STATED EXERCISE >>
Please give the data below again in full, exactly as it stands.

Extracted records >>
--

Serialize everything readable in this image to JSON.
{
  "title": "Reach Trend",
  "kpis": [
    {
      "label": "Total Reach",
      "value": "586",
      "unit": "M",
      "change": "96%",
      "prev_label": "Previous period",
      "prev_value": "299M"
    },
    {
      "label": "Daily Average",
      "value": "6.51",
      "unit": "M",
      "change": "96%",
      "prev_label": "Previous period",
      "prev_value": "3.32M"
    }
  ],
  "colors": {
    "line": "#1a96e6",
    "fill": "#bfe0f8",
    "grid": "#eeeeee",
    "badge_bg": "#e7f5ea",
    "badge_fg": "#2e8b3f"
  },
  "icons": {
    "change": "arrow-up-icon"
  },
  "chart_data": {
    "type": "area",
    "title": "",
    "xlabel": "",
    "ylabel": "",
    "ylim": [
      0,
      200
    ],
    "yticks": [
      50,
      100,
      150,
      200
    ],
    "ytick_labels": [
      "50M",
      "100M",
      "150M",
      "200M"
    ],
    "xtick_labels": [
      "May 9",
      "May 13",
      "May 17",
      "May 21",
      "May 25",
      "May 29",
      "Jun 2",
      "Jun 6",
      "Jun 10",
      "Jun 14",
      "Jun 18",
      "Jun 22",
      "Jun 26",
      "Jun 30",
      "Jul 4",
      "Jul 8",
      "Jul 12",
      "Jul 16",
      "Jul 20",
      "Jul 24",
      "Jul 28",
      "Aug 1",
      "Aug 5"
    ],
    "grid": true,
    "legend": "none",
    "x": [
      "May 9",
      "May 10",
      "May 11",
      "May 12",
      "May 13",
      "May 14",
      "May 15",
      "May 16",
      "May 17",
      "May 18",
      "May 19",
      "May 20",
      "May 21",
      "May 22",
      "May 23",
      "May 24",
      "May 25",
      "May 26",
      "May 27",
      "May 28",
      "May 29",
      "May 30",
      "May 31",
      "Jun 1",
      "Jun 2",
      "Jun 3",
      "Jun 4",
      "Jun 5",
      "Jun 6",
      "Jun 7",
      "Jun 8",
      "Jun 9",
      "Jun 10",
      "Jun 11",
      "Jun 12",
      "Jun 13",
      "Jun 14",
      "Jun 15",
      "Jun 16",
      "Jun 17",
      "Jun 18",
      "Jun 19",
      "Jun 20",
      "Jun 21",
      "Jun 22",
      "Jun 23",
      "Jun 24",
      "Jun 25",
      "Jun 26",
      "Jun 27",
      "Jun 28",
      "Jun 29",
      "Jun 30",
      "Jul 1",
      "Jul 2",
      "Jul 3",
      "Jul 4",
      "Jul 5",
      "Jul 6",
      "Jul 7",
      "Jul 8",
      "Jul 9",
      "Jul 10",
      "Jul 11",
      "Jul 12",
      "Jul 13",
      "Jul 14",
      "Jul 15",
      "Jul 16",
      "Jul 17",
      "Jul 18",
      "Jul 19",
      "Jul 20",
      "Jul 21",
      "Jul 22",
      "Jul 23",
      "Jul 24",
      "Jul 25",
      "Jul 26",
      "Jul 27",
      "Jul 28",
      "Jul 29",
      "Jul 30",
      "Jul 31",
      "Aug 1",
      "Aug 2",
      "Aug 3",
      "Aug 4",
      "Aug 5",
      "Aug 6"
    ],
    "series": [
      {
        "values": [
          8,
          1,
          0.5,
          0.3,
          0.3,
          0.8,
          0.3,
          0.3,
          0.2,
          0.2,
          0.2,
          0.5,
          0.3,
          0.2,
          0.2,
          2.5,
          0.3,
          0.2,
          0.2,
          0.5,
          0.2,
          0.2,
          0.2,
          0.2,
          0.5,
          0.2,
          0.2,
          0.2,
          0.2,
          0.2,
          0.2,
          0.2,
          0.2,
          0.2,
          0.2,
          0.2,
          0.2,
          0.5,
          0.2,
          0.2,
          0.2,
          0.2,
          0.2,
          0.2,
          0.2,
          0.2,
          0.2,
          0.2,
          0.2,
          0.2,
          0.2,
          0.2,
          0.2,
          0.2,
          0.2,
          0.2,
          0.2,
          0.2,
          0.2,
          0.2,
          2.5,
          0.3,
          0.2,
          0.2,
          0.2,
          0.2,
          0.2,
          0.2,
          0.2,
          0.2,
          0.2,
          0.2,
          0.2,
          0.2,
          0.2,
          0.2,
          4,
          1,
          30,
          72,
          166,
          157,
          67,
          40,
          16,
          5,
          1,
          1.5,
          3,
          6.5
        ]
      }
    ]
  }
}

--

TASK ANSWER >>
Serialize everything readable in this image to JSON.
{
  "title": "Reach Trend",
  "kpis": [
    {
      "label": "Total Reach",
      "value": "586",
      "unit": "M",
      "change": "96%",
      "prev_label": "Previous period",
      "prev_value": "299M"
    },
    {
      "label": "Daily Average",
      "value": "6.51",
      "unit": "M",
      "change": "96%",
      "prev_label": "Previous period",
      "prev_value": "3.32M"
    }
  ],
  "colors": {
    "line": "#1a96e6",
    "fill": "#bfe0f8",
    "grid": "#eeeeee",
    "badge_bg": "#e7f5ea",
    "badge_fg": "#2e8b3f"
  },
  "icons": {
    "change": "arrow-up-icon"
  },
  "chart_data": {
    "type": "area",
    "title": "",
    "xlabel": "",
    "ylabel": "",
    "ylim": [
      0,
      200
    ],
    "yticks": [
      50,
      100,
      150,
      200
    ],
    "ytick_labels": [
      "50M",
      "100M",
      "150M",
      "200M"
    ],
    "xtick_labels": [
      "May 9",
      "May 13",
      "May 17",
      "May 21",
      "May 25",
      "May 29",
      "Jun 2",
      "Jun 6",
      "Jun 10",
      "Jun 14",
      "Jun 18",
      "Jun 22",
      "Jun 26",
      "Jun 30",
      "Jul 4",
      "Jul 8",
      "Jul 12",
      "Jul 16",
      "Jul 20",
      "Jul 24",
      "Jul 28",
      "Aug 1",
      "Aug 5"
    ],
    "grid": true,
    "legend": "none",
    "x": [
      "May 9",
      "May 10",
      "May 11",
      "May 12",
      "May 13",
      "May 14",
      "May 15",
      "May 16",
      "May 17",
      "May 18",
      "May 19",
      "May 20",
      "May 21",
      "May 22",
      "May 23",
      "May 24",
      "May 25",
      "May 26",
      "May 27",
      "May 28",
      "May 29",
      "May 30",
      "May 31",
      "Jun 1",
      "Jun 2",
      "Jun 3",
      "Jun 4",
      "Jun 5",
      "Jun 6",
      "Jun 7",
      "Jun 8",
      "Jun 9",
      "Jun 10",
      "Jun 11",
      "Jun 12",
      "Jun 13",
      "Jun 14",
      "Jun 15",
      "Jun 16",
      "Jun 17",
      "Jun 18",
      "Jun 19",
      "Jun 20",
      "Jun 21",
      "Jun 22",
      "Jun 23",
      "Jun 24",
      "Jun 25",
      "Jun 26",
      "Jun 27",
      "Jun 28",
      "Jun 29",
      "Jun 30",
      "Jul 1",
      "Jul 2",
      "Jul 3",
      "Jul 4",
      "Jul 5",
      "Jul 6",
      "Jul 7",
      "Jul 8",
      "Jul 9",
      "Jul 10",
      "Jul 11",
      "Jul 12",
      "Jul 13",
      "Jul 14",
      "Jul 15",
      "Jul 16",
      "Jul 17",
      "Jul 18",
      "Jul 19",
      "Jul 20",
      "Jul 21",
      "Jul 22",
      "Jul 23",
      "Jul 24",
      "Jul 25",
      "Jul 26",
      "Jul 27",
      "Jul 28",
      "Jul 29",
      "Jul 30",
      "Jul 31",
      "Aug 1",
      "Aug 2",
      "Aug 3",
      "Aug 4",
      "Aug 5",
      "Aug 6"
    ],
    "series": [
      {
        "values": [
          8,
          1,
          0.5,
          0.3,
          0.3,
          0.8,
          0.3,
          0.3,
          0.2,
          0.2,
          0.2,
          0.5,
          0.3,
          0.2,
          0.2,
          2.5,
          0.3,
          0.2,
          0.2,
          0.5,
          0.2,
          0.2,
          0.2,
          0.2,
          0.5,
          0.2,
          0.2,
          0.2,
          0.2,
          0.2,
          0.2,
          0.2,
          0.2,
          0.2,
          0.2,
          0.2,
          0.2,
          0.5,
          0.2,
          0.2,
          0.2,
          0.2,
          0.2,
          0.2,
          0.2,
          0.2,
          0.2,
          0.2,
          0.2,
          0.2,
          0.2,
          0.2,
          0.2,
          0.2,
          0.2,
          0.2,
          0.2,
          0.2,
          0.2,
          0.2,
          2.5,
          0.3,
          0.2,
          0.2,
          0.2,
          0.2,
          0.2,
          0.2,
          0.2,
          0.2,
          0.2,
          0.2,
          0.2,
          0.2,
          0.2,
          0.2,
          4,
          1,
          30,
          72,
          166,
          157,
          67,
          40,
          16,
          5,
          1,
          1.5,
          3,
          6.5
        ]
      }
    ]
  }
}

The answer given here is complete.